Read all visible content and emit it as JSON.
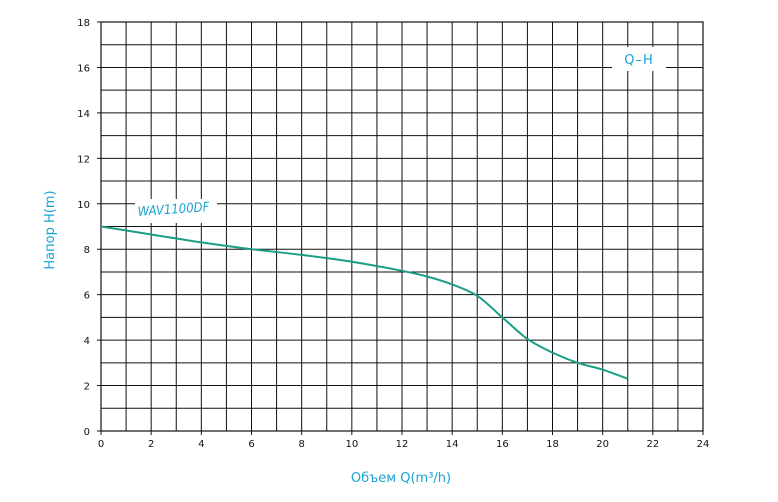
{
  "chart_data": {
    "type": "line",
    "title": "",
    "xlabel": "Объем Q(m³/h)",
    "ylabel": "Напор H(m)",
    "xlim": [
      0,
      24
    ],
    "ylim": [
      0,
      18
    ],
    "x_ticks": [
      0,
      2,
      4,
      6,
      8,
      10,
      12,
      14,
      16,
      18,
      20,
      22,
      24
    ],
    "y_ticks": [
      0,
      2,
      4,
      6,
      8,
      10,
      12,
      14,
      16,
      18
    ],
    "grid": true,
    "legend": "Q–H",
    "legend_position": "top-right",
    "series": [
      {
        "name": "WAV1100DF",
        "color": "#1a9e86",
        "x": [
          0,
          2,
          4,
          6,
          8,
          10,
          12,
          13,
          14,
          15,
          16,
          17,
          18,
          19,
          20,
          21
        ],
        "y": [
          9.0,
          8.65,
          8.3,
          8.0,
          7.75,
          7.45,
          7.05,
          6.8,
          6.45,
          5.95,
          5.0,
          4.05,
          3.45,
          3.0,
          2.7,
          2.3
        ]
      }
    ]
  }
}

━━━━━━━━━━━━━━━━━━━━━━━━━━━━━━

Reproduce the whole listing above word for word, but not its pictures.

Read all visible content and emit it as JSON.
{
  "chart_data": {
    "type": "line",
    "title": "",
    "xlabel": "Объем Q(m³/h)",
    "ylabel": "Напор H(m)",
    "xlim": [
      0,
      24
    ],
    "ylim": [
      0,
      18
    ],
    "x_ticks": [
      0,
      2,
      4,
      6,
      8,
      10,
      12,
      14,
      16,
      18,
      20,
      22,
      24
    ],
    "y_ticks": [
      0,
      2,
      4,
      6,
      8,
      10,
      12,
      14,
      16,
      18
    ],
    "grid": true,
    "legend": "Q–H",
    "legend_position": "top-right",
    "series": [
      {
        "name": "WAV1100DF",
        "color": "#1a9e86",
        "x": [
          0,
          2,
          4,
          6,
          8,
          10,
          12,
          13,
          14,
          15,
          16,
          17,
          18,
          19,
          20,
          21
        ],
        "y": [
          9.0,
          8.65,
          8.3,
          8.0,
          7.75,
          7.45,
          7.05,
          6.8,
          6.45,
          5.95,
          5.0,
          4.05,
          3.45,
          3.0,
          2.7,
          2.3
        ]
      }
    ]
  }
}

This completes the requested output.